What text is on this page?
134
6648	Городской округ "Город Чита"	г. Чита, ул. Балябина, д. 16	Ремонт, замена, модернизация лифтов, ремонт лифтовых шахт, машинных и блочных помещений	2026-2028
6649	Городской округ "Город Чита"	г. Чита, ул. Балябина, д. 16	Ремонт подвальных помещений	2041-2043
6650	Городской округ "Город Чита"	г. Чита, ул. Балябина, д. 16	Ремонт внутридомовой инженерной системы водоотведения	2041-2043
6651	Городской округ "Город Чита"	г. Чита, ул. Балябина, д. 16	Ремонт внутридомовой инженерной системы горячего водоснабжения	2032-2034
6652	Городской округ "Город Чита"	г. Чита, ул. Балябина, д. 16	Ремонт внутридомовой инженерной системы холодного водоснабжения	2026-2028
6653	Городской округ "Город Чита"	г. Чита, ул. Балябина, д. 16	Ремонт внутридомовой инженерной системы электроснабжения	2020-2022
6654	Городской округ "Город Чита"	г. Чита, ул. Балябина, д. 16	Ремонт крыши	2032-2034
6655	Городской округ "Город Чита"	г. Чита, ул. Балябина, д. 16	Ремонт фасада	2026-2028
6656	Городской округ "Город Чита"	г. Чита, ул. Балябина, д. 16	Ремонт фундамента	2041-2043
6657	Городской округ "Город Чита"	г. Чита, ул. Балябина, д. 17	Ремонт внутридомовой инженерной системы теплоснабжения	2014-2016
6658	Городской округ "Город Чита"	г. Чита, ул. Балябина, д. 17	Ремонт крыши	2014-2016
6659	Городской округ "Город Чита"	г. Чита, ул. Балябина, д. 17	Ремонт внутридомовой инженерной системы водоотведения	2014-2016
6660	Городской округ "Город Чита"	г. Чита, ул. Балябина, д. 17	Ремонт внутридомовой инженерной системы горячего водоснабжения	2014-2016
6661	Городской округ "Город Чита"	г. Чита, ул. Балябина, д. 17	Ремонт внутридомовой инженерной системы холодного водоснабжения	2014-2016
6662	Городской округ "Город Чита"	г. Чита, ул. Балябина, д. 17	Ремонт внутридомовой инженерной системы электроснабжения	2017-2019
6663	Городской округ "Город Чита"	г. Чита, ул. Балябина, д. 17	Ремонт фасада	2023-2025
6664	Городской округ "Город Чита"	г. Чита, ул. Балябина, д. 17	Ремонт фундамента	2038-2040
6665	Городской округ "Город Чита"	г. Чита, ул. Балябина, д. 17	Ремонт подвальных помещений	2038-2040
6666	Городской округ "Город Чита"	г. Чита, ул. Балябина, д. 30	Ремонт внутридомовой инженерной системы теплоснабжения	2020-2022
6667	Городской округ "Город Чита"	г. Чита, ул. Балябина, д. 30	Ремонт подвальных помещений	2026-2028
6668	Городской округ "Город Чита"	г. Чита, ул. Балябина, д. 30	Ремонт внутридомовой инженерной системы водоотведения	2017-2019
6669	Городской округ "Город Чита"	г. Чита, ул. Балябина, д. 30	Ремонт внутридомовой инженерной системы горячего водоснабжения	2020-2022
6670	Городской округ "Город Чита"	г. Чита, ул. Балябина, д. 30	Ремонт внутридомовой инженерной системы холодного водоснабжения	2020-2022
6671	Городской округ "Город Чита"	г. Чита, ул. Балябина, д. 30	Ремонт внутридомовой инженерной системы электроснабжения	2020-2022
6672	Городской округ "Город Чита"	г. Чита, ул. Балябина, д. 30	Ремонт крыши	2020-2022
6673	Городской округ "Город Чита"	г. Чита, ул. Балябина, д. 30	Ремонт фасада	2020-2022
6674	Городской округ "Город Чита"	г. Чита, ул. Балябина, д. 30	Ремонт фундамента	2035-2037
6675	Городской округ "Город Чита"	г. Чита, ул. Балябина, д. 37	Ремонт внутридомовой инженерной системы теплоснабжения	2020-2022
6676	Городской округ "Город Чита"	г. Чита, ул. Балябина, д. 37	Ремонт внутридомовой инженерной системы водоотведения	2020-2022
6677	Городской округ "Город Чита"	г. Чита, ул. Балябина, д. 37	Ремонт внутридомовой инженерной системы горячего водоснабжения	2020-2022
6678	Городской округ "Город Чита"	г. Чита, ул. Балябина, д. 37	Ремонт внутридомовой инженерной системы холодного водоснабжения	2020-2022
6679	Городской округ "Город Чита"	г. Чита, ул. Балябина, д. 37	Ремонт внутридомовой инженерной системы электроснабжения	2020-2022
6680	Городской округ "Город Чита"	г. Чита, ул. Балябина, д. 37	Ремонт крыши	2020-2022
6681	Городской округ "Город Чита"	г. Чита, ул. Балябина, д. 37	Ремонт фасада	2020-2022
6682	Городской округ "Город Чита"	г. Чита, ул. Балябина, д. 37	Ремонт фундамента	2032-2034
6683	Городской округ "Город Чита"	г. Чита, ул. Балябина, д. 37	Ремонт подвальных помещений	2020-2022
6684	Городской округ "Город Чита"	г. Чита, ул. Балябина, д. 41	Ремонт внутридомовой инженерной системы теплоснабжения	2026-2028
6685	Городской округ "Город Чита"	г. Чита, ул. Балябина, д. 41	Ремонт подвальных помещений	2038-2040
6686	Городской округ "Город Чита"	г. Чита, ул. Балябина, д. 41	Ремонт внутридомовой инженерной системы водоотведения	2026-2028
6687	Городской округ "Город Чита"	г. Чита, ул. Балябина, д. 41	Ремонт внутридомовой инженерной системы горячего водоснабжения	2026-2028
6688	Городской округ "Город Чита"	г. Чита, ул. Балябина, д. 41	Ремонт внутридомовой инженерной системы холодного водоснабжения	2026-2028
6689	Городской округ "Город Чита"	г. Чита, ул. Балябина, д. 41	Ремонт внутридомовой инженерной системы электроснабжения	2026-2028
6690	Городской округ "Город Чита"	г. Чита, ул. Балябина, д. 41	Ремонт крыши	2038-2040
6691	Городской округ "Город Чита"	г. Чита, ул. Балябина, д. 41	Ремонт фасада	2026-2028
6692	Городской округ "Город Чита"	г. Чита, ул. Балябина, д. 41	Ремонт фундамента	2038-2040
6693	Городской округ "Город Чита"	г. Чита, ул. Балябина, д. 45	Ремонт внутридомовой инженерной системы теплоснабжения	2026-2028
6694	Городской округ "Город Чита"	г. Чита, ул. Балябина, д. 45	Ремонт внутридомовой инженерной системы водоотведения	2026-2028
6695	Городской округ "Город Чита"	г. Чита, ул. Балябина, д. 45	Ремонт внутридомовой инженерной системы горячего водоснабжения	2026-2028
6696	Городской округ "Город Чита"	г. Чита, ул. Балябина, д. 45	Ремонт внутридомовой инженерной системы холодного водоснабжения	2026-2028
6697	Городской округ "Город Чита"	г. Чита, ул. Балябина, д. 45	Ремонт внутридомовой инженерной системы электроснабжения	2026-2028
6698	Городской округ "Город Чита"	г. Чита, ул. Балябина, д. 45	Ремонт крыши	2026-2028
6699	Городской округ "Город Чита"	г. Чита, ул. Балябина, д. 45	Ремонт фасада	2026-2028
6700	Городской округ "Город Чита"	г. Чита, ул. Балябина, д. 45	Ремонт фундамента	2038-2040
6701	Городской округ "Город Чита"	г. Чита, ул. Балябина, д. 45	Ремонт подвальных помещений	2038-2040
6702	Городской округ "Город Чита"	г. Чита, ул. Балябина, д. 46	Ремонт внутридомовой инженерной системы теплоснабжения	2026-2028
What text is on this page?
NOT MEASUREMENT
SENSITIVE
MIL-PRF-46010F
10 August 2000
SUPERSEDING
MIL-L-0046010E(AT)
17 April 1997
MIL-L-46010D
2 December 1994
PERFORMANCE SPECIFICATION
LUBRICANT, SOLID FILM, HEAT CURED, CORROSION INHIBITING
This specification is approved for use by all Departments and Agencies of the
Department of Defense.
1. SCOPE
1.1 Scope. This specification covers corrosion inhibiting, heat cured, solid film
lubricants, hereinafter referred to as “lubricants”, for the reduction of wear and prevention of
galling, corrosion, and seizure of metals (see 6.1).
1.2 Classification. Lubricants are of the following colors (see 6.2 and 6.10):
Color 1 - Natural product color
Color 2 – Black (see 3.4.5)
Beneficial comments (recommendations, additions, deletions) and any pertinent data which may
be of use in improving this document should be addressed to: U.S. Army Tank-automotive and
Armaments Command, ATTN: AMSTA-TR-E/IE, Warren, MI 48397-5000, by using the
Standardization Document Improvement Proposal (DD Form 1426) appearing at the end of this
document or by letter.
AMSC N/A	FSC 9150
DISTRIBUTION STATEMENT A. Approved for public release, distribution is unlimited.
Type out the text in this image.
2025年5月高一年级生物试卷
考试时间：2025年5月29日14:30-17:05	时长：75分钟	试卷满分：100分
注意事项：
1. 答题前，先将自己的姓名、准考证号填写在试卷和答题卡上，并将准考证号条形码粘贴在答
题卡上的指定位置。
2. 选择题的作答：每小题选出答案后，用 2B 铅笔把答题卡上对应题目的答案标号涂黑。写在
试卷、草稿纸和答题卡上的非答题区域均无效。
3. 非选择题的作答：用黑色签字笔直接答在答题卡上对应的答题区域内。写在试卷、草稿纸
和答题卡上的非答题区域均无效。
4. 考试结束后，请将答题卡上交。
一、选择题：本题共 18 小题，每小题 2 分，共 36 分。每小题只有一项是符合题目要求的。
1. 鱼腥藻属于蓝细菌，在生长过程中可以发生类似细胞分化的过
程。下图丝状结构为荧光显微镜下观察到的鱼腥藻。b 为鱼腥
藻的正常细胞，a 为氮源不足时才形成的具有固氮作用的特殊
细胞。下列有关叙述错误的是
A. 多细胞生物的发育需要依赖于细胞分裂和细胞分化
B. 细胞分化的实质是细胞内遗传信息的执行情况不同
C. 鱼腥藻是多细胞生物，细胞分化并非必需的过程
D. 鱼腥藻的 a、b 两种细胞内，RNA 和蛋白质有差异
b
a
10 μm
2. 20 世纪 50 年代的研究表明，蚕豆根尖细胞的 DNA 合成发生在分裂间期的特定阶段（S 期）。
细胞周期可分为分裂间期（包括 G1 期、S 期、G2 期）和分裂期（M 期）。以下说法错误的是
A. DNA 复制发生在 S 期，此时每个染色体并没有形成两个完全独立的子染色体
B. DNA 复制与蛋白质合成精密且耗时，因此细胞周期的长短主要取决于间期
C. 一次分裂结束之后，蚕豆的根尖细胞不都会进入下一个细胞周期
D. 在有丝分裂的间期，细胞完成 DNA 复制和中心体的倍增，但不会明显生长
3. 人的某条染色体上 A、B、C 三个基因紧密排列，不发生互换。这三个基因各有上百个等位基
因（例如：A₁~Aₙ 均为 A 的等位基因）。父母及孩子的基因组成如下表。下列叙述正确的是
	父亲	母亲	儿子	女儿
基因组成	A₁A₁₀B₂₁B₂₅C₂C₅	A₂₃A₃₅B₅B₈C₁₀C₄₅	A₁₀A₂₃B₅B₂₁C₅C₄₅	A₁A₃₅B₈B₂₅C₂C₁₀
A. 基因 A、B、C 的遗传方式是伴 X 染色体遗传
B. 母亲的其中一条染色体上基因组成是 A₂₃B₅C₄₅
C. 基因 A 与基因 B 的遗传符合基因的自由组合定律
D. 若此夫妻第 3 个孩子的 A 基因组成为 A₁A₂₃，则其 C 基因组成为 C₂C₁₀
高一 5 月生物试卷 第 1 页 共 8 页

☆ ☆ ☆

From the listing above, return each line with the word "фасада".

## Task output
6655	Городской округ "Город Чита"	г. Чита, ул. Балябина, д. 16	Ремонт фасада	2026-2028
6663	Городской округ "Город Чита"	г. Чита, ул. Балябина, д. 17	Ремонт фасада	2023-2025
6673	Городской округ "Город Чита"	г. Чита, ул. Балябина, д. 30	Ремонт фасада	2020-2022
6681	Городской округ "Город Чита"	г. Чита, ул. Балябина, д. 37	Ремонт фасада	2020-2022
6691	Городской округ "Город Чита"	г. Чита, ул. Балябина, д. 41	Ремонт фасада	2026-2028
6699	Городской округ "Город Чита"	г. Чита, ул. Балябина, д. 45	Ремонт фасада	2026-2028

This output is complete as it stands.